Figure dataset records
============
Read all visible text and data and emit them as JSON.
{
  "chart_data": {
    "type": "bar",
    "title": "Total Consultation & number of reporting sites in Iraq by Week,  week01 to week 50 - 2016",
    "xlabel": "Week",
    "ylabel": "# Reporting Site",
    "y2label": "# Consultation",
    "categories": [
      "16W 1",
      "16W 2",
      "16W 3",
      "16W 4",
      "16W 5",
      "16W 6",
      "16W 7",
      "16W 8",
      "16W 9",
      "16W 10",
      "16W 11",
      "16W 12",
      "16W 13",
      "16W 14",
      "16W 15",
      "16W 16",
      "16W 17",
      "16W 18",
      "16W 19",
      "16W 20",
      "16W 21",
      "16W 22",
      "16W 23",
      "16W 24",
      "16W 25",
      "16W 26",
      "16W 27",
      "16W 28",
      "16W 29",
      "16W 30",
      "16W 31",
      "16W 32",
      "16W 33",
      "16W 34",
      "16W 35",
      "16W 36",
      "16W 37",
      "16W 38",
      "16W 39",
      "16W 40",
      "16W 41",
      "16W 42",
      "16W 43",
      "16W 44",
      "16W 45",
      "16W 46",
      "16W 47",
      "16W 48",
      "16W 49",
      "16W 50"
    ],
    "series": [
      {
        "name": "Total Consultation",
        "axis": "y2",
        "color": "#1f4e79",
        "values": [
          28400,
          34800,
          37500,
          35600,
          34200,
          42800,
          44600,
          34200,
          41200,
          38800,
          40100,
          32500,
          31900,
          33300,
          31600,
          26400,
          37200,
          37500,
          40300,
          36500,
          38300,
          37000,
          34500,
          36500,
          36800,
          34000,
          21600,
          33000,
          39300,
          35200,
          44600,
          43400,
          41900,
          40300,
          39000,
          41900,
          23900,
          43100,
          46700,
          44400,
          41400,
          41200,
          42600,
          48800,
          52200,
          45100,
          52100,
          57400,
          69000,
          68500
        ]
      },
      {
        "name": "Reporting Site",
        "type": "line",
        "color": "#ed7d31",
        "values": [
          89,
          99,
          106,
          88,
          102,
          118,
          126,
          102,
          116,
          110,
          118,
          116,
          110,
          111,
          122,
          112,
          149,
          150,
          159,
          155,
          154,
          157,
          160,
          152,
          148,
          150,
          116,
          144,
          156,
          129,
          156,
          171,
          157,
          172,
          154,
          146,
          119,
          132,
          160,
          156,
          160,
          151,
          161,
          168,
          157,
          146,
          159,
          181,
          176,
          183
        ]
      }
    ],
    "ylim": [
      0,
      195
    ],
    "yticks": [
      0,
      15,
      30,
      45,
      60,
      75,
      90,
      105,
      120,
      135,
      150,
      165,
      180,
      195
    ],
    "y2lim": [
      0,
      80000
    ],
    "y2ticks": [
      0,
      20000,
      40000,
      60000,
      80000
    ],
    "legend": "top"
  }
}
============
What you should do
In the listing above, count each line that holds the string "Week". Give the number only.

Task result
2